## Requirements
Copy all of the material word for word, except for the pictures.

## Data records
- - - - - - -

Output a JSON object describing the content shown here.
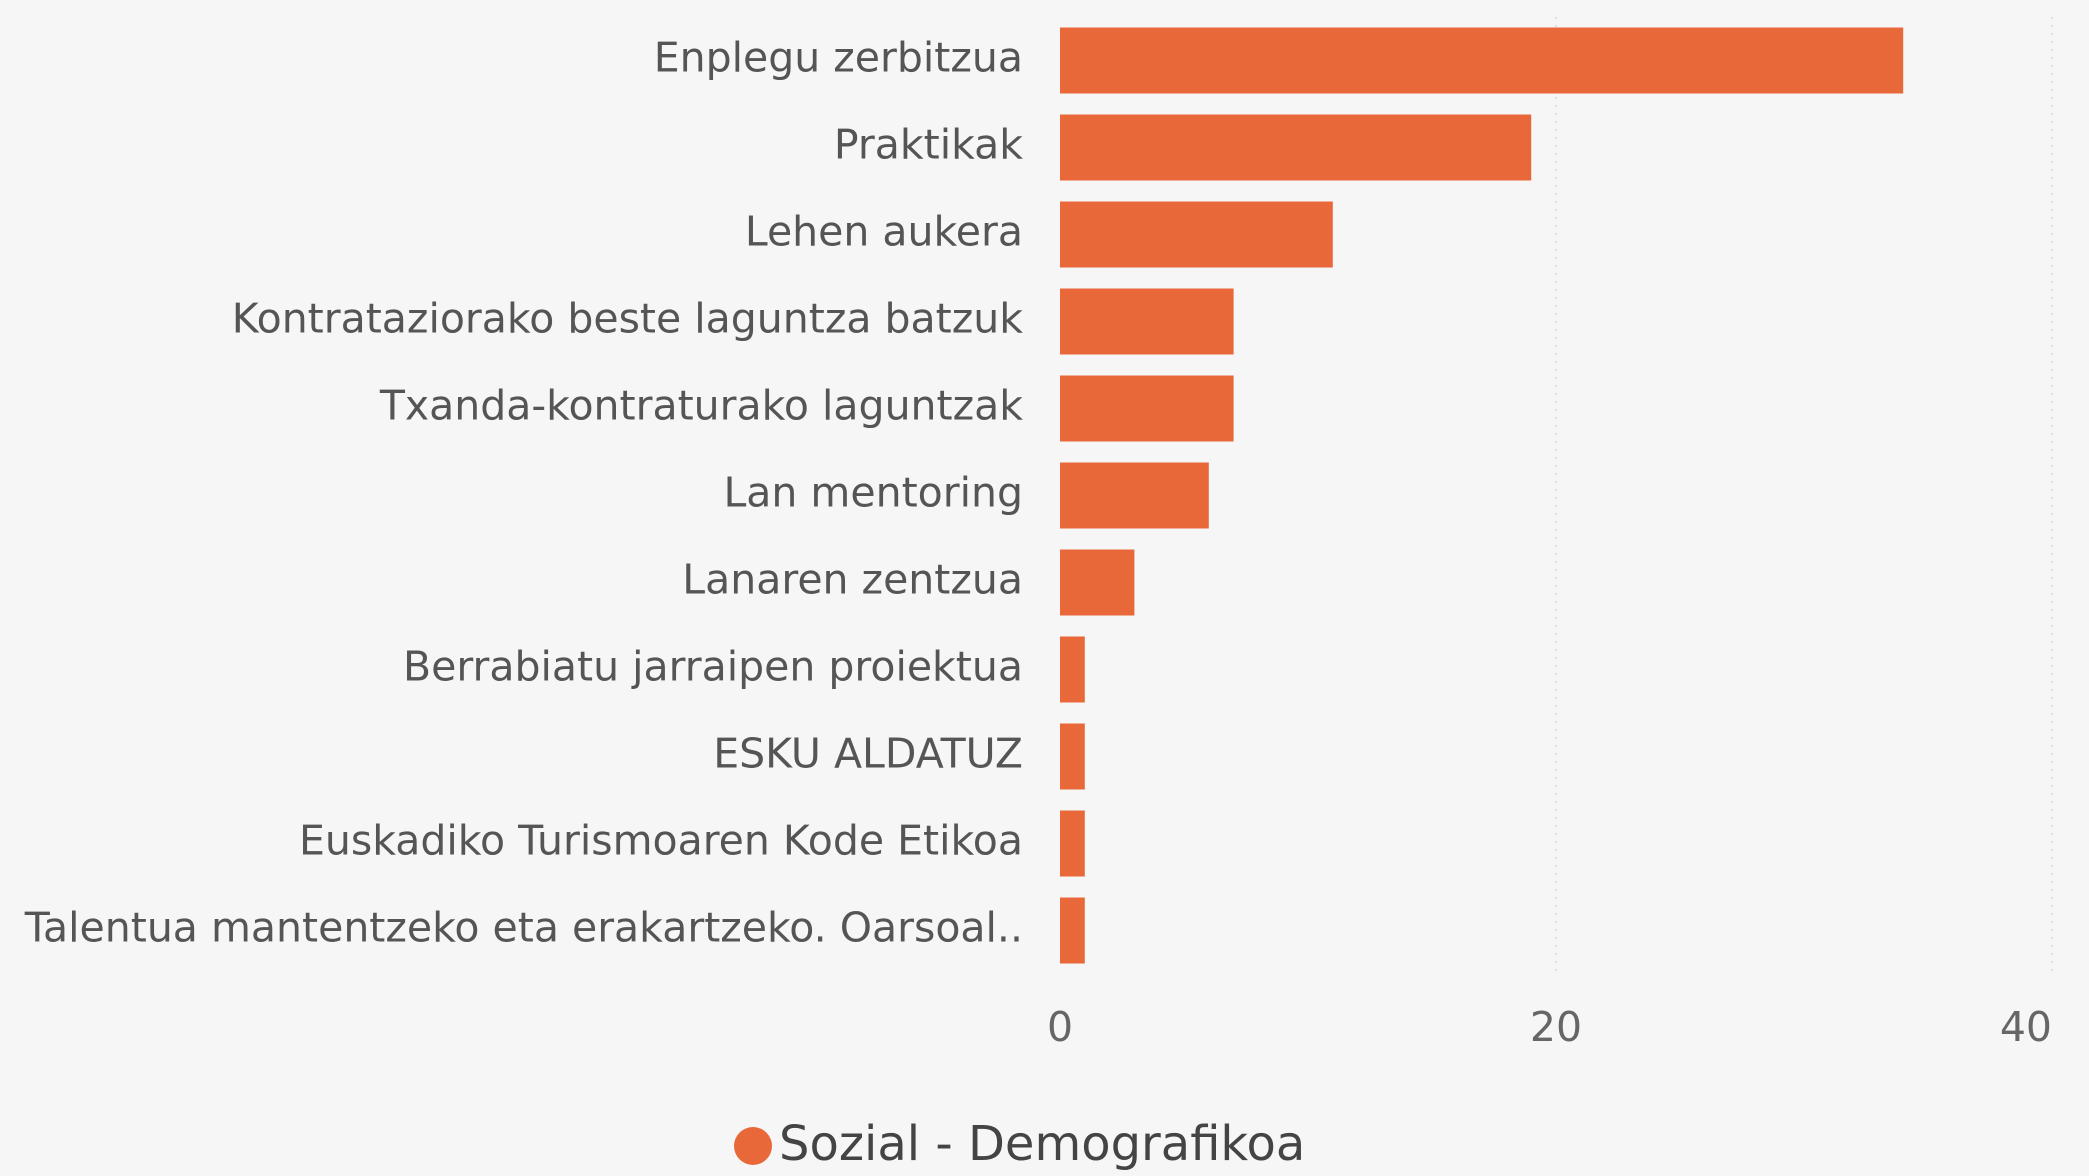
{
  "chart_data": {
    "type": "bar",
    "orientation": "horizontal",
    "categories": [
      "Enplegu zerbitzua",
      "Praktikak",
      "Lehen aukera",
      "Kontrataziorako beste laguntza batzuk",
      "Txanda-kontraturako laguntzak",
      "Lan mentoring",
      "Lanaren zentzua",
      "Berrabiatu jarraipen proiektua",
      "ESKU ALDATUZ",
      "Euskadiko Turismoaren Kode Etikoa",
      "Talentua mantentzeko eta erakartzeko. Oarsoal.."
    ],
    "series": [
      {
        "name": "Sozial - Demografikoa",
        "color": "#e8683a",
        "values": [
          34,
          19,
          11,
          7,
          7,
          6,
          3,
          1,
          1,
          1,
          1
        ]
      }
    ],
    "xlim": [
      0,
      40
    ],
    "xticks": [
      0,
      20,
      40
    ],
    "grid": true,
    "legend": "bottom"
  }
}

- - - - - - -

## Result of this exercise
Output a JSON object describing the content shown here.
{
  "chart_data": {
    "type": "bar",
    "orientation": "horizontal",
    "categories": [
      "Enplegu zerbitzua",
      "Praktikak",
      "Lehen aukera",
      "Kontrataziorako beste laguntza batzuk",
      "Txanda-kontraturako laguntzak",
      "Lan mentoring",
      "Lanaren zentzua",
      "Berrabiatu jarraipen proiektua",
      "ESKU ALDATUZ",
      "Euskadiko Turismoaren Kode Etikoa",
      "Talentua mantentzeko eta erakartzeko. Oarsoal.."
    ],
    "series": [
      {
        "name": "Sozial - Demografikoa",
        "color": "#e8683a",
        "values": [
          34,
          19,
          11,
          7,
          7,
          6,
          3,
          1,
          1,
          1,
          1
        ]
      }
    ],
    "xlim": [
      0,
      40
    ],
    "xticks": [
      0,
      20,
      40
    ],
    "grid": true,
    "legend": "bottom"
  }
}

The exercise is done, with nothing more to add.